Exercise directions: Search the material for the word "JSON" and copy each line that holds it.

The input:
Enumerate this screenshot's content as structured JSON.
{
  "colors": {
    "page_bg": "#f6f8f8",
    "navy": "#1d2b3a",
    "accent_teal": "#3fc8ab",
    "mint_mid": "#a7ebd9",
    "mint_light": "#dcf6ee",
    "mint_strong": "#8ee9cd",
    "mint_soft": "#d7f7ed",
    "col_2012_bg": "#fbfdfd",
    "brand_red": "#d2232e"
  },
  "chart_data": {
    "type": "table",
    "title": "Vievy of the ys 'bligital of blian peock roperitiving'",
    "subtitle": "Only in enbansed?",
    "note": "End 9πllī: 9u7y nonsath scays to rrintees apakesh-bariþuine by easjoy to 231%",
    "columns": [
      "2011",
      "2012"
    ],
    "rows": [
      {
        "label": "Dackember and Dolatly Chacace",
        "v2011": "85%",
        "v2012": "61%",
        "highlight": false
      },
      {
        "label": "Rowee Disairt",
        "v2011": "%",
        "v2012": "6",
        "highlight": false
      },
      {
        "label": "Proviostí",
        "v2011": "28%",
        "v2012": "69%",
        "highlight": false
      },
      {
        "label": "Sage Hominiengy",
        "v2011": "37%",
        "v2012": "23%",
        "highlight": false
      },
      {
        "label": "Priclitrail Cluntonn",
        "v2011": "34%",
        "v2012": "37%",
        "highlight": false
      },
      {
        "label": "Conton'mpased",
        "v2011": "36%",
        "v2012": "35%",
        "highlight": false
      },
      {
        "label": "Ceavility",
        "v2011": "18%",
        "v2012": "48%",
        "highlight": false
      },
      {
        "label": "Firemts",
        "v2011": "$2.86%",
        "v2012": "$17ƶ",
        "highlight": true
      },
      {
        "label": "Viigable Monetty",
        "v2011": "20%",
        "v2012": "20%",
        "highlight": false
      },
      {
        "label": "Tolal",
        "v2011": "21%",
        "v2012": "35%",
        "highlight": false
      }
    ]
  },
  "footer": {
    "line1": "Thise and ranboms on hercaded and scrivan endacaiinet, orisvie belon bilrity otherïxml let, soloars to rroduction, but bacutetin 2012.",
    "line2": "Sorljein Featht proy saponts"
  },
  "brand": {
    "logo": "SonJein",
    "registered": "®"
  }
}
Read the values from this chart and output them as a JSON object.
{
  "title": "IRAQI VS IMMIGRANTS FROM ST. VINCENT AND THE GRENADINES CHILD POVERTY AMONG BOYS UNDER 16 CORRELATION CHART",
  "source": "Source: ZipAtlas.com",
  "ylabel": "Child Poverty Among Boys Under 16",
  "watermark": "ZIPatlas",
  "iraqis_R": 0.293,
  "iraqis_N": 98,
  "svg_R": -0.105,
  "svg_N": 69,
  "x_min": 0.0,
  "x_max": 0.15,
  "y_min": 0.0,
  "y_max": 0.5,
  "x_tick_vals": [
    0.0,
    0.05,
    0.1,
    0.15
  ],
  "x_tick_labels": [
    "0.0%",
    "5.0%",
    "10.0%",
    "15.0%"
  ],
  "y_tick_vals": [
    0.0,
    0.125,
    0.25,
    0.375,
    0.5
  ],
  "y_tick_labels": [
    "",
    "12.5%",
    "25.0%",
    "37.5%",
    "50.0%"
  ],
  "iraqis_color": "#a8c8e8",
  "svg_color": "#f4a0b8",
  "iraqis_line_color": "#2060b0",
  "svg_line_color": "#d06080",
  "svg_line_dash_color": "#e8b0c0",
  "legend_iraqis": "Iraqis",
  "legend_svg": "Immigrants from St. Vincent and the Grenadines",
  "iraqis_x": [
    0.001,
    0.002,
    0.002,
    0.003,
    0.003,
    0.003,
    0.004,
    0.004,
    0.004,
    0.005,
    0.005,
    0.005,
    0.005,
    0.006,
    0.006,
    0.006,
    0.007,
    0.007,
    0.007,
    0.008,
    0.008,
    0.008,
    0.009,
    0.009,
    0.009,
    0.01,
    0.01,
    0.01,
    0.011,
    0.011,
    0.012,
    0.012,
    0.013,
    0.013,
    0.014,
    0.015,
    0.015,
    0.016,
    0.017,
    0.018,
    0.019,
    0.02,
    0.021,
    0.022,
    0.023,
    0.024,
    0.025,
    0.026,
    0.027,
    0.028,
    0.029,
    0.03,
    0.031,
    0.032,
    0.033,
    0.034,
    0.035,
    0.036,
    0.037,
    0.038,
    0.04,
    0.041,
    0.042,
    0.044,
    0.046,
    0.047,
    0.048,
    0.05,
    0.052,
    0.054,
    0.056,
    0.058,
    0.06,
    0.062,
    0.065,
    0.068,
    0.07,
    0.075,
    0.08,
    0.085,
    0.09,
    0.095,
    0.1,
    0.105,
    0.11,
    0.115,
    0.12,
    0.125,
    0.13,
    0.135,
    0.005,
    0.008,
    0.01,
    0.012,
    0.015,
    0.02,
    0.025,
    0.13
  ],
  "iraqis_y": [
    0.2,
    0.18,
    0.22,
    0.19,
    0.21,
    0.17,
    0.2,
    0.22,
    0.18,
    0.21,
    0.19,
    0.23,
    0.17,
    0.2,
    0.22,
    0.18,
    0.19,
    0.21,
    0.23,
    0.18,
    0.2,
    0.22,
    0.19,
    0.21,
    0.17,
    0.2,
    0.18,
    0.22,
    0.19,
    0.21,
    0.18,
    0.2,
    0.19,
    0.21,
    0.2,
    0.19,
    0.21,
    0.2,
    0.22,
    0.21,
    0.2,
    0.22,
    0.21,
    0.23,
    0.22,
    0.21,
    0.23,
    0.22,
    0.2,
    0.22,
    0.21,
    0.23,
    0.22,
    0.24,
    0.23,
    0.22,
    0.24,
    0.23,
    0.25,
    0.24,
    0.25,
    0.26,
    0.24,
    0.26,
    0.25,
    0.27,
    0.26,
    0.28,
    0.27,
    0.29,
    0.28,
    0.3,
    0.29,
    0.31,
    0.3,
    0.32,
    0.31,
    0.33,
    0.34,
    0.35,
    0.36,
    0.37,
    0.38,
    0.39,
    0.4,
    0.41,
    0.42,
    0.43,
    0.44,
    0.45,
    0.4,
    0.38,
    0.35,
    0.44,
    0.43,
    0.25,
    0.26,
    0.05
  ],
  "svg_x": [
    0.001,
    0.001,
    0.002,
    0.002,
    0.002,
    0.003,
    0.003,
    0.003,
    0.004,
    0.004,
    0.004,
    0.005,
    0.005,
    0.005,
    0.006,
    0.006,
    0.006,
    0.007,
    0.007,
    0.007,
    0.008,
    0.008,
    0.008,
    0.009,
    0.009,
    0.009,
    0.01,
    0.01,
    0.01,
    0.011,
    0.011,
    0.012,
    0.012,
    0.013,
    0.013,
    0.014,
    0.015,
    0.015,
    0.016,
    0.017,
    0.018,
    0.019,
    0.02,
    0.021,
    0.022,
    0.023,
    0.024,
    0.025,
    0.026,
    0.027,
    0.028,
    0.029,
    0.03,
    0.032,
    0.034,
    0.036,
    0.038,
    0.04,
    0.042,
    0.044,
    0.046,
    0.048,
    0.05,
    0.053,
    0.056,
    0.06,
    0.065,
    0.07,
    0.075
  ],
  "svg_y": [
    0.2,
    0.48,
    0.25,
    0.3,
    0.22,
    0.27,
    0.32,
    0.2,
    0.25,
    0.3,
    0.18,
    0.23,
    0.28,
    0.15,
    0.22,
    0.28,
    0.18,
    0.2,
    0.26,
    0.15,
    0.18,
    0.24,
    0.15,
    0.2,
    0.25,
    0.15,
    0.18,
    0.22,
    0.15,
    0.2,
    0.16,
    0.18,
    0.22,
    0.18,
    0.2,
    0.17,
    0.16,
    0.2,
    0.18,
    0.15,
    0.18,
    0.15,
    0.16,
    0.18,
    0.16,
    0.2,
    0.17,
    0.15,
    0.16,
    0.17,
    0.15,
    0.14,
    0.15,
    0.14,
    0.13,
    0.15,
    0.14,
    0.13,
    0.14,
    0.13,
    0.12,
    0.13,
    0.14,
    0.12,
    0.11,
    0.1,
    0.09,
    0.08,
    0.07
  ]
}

The result:
Enumerate this screenshot's content as structured JSON.
Read the values from this chart and output them as a JSON object.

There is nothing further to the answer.